* [SHORT PROBLEM]: Once the pictures are set aside, transcribe the remaining data exactly.

····················

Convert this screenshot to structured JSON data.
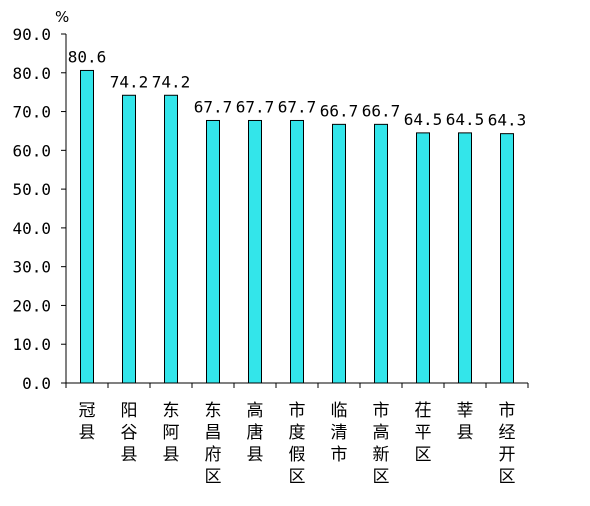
{
  "chart_data": {
    "type": "bar",
    "unit": "%",
    "categories": [
      "冠县",
      "阳谷县",
      "东阿县",
      "东昌府区",
      "高唐县",
      "市度假区",
      "临清市",
      "市高新区",
      "茌平区",
      "莘县",
      "市经开区"
    ],
    "values": [
      80.6,
      74.2,
      74.2,
      67.7,
      67.7,
      67.7,
      66.7,
      66.7,
      64.5,
      64.5,
      64.3
    ],
    "value_labels": [
      "80.6",
      "74.2",
      "74.2",
      "67.7",
      "67.7",
      "67.7",
      "66.7",
      "66.7",
      "64.5",
      "64.5",
      "64.3"
    ],
    "y_ticks": [
      "0.0",
      "10.0",
      "20.0",
      "30.0",
      "40.0",
      "50.0",
      "60.0",
      "70.0",
      "80.0",
      "90.0"
    ],
    "ylim": [
      0,
      90
    ],
    "grid": false,
    "bar_color": "#33e5ea",
    "bar_stroke": "#000000"
  }
}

····················

* [TASK ANSWER]:
Convert this screenshot to structured JSON data.
{
  "chart_data": {
    "type": "bar",
    "unit": "%",
    "categories": [
      "冠县",
      "阳谷县",
      "东阿县",
      "东昌府区",
      "高唐县",
      "市度假区",
      "临清市",
      "市高新区",
      "茌平区",
      "莘县",
      "市经开区"
    ],
    "values": [
      80.6,
      74.2,
      74.2,
      67.7,
      67.7,
      67.7,
      66.7,
      66.7,
      64.5,
      64.5,
      64.3
    ],
    "value_labels": [
      "80.6",
      "74.2",
      "74.2",
      "67.7",
      "67.7",
      "67.7",
      "66.7",
      "66.7",
      "64.5",
      "64.5",
      "64.3"
    ],
    "y_ticks": [
      "0.0",
      "10.0",
      "20.0",
      "30.0",
      "40.0",
      "50.0",
      "60.0",
      "70.0",
      "80.0",
      "90.0"
    ],
    "ylim": [
      0,
      90
    ],
    "grid": false,
    "bar_color": "#33e5ea",
    "bar_stroke": "#000000"
  }
}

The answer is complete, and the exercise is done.